━━━ Data for the task ━━━
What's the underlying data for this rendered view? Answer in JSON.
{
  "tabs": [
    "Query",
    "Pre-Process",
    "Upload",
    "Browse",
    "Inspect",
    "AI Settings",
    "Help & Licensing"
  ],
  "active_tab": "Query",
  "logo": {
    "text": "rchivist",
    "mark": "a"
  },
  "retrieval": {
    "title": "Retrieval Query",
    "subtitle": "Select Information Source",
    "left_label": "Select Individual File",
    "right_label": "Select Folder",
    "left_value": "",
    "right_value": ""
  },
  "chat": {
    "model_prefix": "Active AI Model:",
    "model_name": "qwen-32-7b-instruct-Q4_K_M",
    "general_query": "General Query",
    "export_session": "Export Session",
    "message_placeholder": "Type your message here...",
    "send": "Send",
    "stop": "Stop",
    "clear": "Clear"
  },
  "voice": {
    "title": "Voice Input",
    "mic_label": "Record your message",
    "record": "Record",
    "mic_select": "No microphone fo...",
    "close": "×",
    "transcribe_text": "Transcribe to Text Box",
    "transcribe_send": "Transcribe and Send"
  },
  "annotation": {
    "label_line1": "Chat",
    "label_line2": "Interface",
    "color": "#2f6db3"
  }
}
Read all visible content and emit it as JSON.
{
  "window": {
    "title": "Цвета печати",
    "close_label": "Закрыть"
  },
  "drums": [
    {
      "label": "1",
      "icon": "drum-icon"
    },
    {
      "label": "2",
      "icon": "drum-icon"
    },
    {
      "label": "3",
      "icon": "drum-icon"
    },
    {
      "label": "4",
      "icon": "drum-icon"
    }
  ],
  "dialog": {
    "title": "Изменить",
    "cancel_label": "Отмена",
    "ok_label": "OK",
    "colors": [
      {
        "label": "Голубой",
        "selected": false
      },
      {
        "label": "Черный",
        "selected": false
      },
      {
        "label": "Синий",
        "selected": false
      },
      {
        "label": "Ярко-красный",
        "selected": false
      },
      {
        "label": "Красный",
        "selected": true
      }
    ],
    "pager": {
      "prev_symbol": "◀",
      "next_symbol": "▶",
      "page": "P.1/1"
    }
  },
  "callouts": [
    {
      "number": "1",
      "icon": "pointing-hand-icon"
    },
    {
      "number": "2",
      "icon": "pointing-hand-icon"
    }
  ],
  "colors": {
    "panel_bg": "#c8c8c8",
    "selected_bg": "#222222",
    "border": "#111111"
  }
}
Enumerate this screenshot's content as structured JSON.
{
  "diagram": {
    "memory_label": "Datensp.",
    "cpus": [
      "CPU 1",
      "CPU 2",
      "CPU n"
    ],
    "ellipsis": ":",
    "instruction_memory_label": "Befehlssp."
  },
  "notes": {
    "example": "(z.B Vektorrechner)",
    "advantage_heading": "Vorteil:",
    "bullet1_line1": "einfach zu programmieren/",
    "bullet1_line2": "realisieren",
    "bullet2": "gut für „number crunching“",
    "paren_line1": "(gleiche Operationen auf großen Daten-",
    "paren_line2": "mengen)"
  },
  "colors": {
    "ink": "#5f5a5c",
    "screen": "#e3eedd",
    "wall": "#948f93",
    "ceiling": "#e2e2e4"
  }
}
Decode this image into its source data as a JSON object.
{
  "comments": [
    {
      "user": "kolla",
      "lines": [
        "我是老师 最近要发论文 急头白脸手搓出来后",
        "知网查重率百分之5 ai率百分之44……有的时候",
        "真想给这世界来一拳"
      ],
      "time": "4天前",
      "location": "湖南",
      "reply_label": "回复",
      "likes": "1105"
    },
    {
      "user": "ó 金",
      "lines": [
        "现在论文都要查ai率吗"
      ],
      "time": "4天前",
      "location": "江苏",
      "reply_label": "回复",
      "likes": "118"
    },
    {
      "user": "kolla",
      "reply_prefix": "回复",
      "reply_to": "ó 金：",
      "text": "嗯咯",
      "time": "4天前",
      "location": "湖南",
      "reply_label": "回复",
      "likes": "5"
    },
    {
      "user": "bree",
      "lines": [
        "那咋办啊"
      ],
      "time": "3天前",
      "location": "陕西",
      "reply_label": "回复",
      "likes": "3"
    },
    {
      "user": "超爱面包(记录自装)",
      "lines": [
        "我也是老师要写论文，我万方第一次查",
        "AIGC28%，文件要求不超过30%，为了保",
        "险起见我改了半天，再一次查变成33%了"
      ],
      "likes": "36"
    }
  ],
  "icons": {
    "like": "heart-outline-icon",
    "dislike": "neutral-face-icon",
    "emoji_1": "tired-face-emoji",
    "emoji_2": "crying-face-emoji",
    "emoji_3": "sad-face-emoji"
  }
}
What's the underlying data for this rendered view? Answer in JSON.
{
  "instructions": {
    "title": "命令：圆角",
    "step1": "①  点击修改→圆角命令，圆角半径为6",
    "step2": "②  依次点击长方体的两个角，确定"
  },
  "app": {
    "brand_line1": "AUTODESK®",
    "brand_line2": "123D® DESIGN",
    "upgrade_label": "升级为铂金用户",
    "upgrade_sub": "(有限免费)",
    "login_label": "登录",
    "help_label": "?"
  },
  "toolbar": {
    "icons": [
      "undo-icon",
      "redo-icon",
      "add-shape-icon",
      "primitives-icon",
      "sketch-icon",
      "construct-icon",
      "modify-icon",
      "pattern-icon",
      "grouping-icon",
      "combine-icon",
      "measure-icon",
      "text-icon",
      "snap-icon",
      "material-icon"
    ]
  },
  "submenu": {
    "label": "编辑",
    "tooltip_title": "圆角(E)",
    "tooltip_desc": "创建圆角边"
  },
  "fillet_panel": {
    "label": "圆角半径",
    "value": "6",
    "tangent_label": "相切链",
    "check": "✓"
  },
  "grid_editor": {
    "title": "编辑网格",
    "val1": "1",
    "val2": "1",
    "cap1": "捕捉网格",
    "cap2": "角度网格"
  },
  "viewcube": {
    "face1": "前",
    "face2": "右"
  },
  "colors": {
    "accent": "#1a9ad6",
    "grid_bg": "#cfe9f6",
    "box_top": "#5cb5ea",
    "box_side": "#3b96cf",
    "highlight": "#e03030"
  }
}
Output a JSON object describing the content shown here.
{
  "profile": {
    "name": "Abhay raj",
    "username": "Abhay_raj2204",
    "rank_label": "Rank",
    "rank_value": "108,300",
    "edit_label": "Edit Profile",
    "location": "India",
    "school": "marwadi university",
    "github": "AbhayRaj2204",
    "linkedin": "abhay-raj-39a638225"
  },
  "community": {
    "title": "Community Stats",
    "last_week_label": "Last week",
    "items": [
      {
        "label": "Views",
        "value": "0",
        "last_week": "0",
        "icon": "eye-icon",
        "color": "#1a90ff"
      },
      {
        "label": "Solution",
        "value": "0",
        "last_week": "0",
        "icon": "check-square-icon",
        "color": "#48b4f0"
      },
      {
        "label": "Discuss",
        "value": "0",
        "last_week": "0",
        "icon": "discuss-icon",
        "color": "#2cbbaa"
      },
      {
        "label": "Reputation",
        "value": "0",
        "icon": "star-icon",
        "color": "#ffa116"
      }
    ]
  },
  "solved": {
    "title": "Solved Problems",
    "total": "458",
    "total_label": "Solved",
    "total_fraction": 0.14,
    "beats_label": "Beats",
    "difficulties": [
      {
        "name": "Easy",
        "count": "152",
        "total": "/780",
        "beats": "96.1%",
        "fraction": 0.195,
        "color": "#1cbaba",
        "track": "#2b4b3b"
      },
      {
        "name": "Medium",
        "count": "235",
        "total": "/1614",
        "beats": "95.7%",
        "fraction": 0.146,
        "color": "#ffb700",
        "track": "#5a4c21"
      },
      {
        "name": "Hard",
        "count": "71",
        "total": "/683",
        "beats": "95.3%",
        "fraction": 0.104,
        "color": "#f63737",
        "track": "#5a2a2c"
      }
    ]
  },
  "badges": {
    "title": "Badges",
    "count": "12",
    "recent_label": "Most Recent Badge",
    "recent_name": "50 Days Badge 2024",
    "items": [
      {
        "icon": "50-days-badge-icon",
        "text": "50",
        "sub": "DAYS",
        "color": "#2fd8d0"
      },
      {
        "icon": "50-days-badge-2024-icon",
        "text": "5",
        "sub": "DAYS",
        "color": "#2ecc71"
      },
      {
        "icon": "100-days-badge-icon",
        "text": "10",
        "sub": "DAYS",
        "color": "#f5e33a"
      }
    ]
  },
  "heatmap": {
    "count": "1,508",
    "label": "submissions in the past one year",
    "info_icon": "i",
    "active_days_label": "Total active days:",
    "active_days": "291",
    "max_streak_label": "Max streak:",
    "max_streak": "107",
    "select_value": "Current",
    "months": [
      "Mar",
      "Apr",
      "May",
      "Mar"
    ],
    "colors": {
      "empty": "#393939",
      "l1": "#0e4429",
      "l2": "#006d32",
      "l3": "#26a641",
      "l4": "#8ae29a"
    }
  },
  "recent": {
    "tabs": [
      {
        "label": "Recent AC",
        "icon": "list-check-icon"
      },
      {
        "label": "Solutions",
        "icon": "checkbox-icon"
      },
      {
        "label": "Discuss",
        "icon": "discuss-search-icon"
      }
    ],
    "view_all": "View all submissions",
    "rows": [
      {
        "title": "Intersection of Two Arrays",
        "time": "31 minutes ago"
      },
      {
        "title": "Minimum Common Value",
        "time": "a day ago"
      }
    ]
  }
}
━━━
• **What to produce**
Return every line containing "likes".

• **Answer to the exercise**
      "likes": "1105"
      "likes": "118"
      "likes": "5"
      "likes": "3"
      "likes": "36"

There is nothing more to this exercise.